* **Exercise brief**
Repeat the entries below exactly as they appear, with no pictures.

(Data excerpts)

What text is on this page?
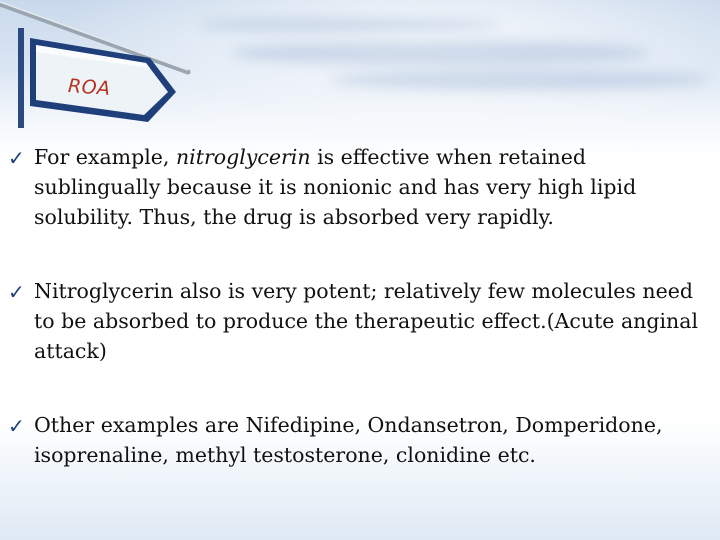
ROA
✓ For example, nitroglycerin is effective when retained sublingually because it is nonionic and has very high lipid solubility. Thus, the drug is absorbed very rapidly.
✓ Nitroglycerin also is very potent; relatively few molecules need to be absorbed to produce the therapeutic effect.(Acute anginal attack)
✓ Other examples are Nifedipine, Ondansetron, Domperidone, isoprenaline, methyl testosterone, clonidine etc.
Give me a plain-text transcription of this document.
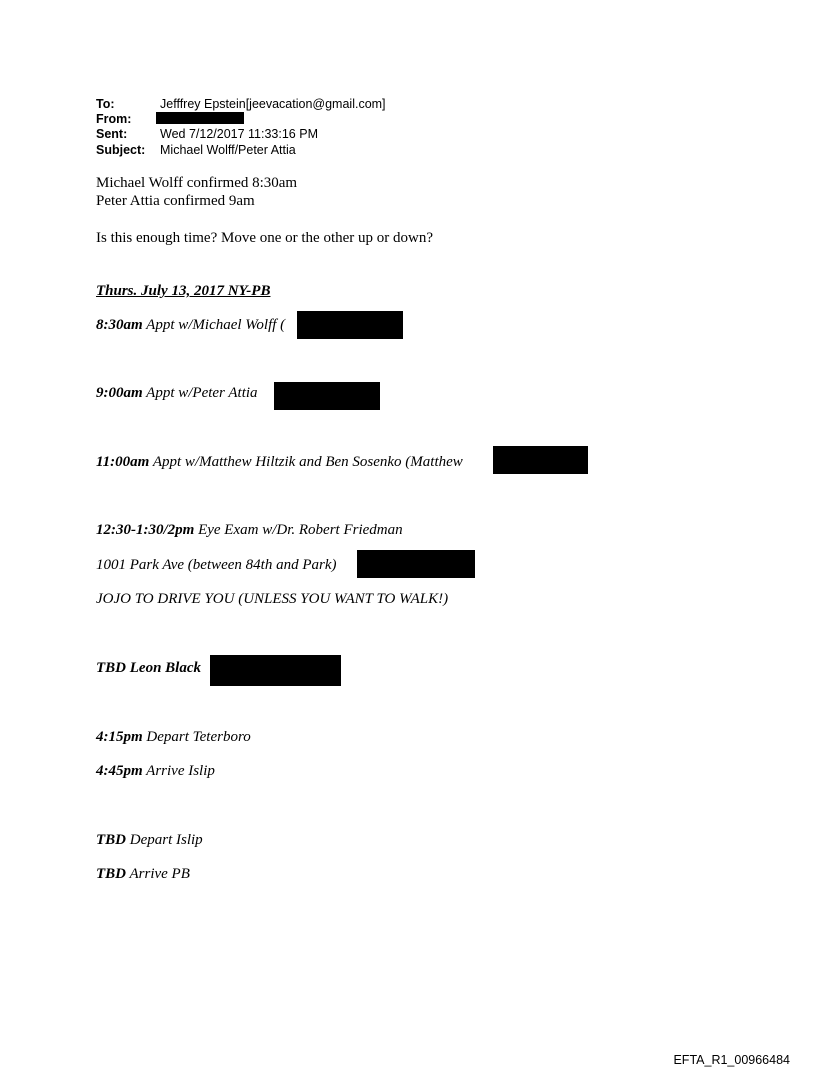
To:	Jefffrey Epstein[jeevacation@gmail.com]
From:
Sent:	Wed 7/12/2017 11:33:16 PM
Subject: Michael Wolff/Peter Attia
Michael Wolff confirmed 8:30am
Peter Attia confirmed 9am
Is this enough time? Move one or the other up or down?
Thurs. July 13, 2017 NY-PB
8:30am Appt w/Michael Wolff (
9:00am Appt w/Peter Attia
11:00am Appt w/Matthew Hiltzik and Ben Sosenko (Matthew
12:30-1:30/2pm Eye Exam w/Dr. Robert Friedman
1001 Park Ave (between 84th and Park)
JOJO TO DRIVE YOU (UNLESS YOU WANT TO WALK!)
TBD Leon Black
4:15pm Depart Teterboro
4:45pm Arrive Islip
TBD Depart Islip
TBD Arrive PB
EFTA_R1_00966484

* **Correct result**
What text is on this page?
ROA
✓ For example, nitroglycerin is effective when retained sublingually because it is nonionic and has very high lipid solubility. Thus, the drug is absorbed very rapidly.
✓ Nitroglycerin also is very potent; relatively few molecules need to be absorbed to produce the therapeutic effect.(Acute anginal attack)
✓ Other examples are Nifedipine, Ondansetron, Domperidone, isoprenaline, methyl testosterone, clonidine etc.
Give me a plain-text transcription of this document.
To:	Jefffrey Epstein[jeevacation@gmail.com]
From:
Sent:	Wed 7/12/2017 11:33:16 PM
Subject: Michael Wolff/Peter Attia
Michael Wolff confirmed 8:30am
Peter Attia confirmed 9am
Is this enough time? Move one or the other up or down?
Thurs. July 13, 2017 NY-PB
8:30am Appt w/Michael Wolff (
9:00am Appt w/Peter Attia
11:00am Appt w/Matthew Hiltzik and Ben Sosenko (Matthew
12:30-1:30/2pm Eye Exam w/Dr. Robert Friedman
1001 Park Ave (between 84th and Park)
JOJO TO DRIVE YOU (UNLESS YOU WANT TO WALK!)
TBD Leon Black
4:15pm Depart Teterboro
4:45pm Arrive Islip
TBD Depart Islip
TBD Arrive PB
EFTA_R1_00966484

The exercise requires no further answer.